_BRIEF_. Type every record exactly as it appears.

(Saved data entries)
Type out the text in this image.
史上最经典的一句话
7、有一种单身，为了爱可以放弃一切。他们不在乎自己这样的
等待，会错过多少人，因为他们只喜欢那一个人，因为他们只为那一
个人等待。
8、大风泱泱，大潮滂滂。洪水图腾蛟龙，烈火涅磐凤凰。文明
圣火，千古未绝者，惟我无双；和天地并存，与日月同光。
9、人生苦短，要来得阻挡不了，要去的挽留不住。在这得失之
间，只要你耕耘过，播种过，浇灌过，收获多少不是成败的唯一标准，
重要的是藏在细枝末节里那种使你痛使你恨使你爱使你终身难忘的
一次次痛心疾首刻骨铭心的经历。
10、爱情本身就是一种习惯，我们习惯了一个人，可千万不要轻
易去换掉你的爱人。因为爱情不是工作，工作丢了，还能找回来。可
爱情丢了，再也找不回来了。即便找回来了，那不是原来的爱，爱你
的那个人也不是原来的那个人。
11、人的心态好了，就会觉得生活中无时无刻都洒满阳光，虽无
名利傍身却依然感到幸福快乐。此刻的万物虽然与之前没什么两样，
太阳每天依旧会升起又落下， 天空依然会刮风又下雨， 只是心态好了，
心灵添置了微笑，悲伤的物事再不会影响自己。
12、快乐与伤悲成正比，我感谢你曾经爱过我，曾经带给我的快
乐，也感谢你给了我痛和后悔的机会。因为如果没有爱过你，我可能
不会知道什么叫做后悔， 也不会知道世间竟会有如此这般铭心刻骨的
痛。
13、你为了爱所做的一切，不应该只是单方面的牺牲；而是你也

_WRITTEN ANSWER_.
Type out the text in this image.
史上最经典的一句话
7、有一种单身，为了爱可以放弃一切。他们不在乎自己这样的
等待，会错过多少人，因为他们只喜欢那一个人，因为他们只为那一
个人等待。
8、大风泱泱，大潮滂滂。洪水图腾蛟龙，烈火涅磐凤凰。文明
圣火，千古未绝者，惟我无双；和天地并存，与日月同光。
9、人生苦短，要来得阻挡不了，要去的挽留不住。在这得失之
间，只要你耕耘过，播种过，浇灌过，收获多少不是成败的唯一标准，
重要的是藏在细枝末节里那种使你痛使你恨使你爱使你终身难忘的
一次次痛心疾首刻骨铭心的经历。
10、爱情本身就是一种习惯，我们习惯了一个人，可千万不要轻
易去换掉你的爱人。因为爱情不是工作，工作丢了，还能找回来。可
爱情丢了，再也找不回来了。即便找回来了，那不是原来的爱，爱你
的那个人也不是原来的那个人。
11、人的心态好了，就会觉得生活中无时无刻都洒满阳光，虽无
名利傍身却依然感到幸福快乐。此刻的万物虽然与之前没什么两样，
太阳每天依旧会升起又落下， 天空依然会刮风又下雨， 只是心态好了，
心灵添置了微笑，悲伤的物事再不会影响自己。
12、快乐与伤悲成正比，我感谢你曾经爱过我，曾经带给我的快
乐，也感谢你给了我痛和后悔的机会。因为如果没有爱过你，我可能
不会知道什么叫做后悔， 也不会知道世间竟会有如此这般铭心刻骨的
痛。
13、你为了爱所做的一切，不应该只是单方面的牺牲；而是你也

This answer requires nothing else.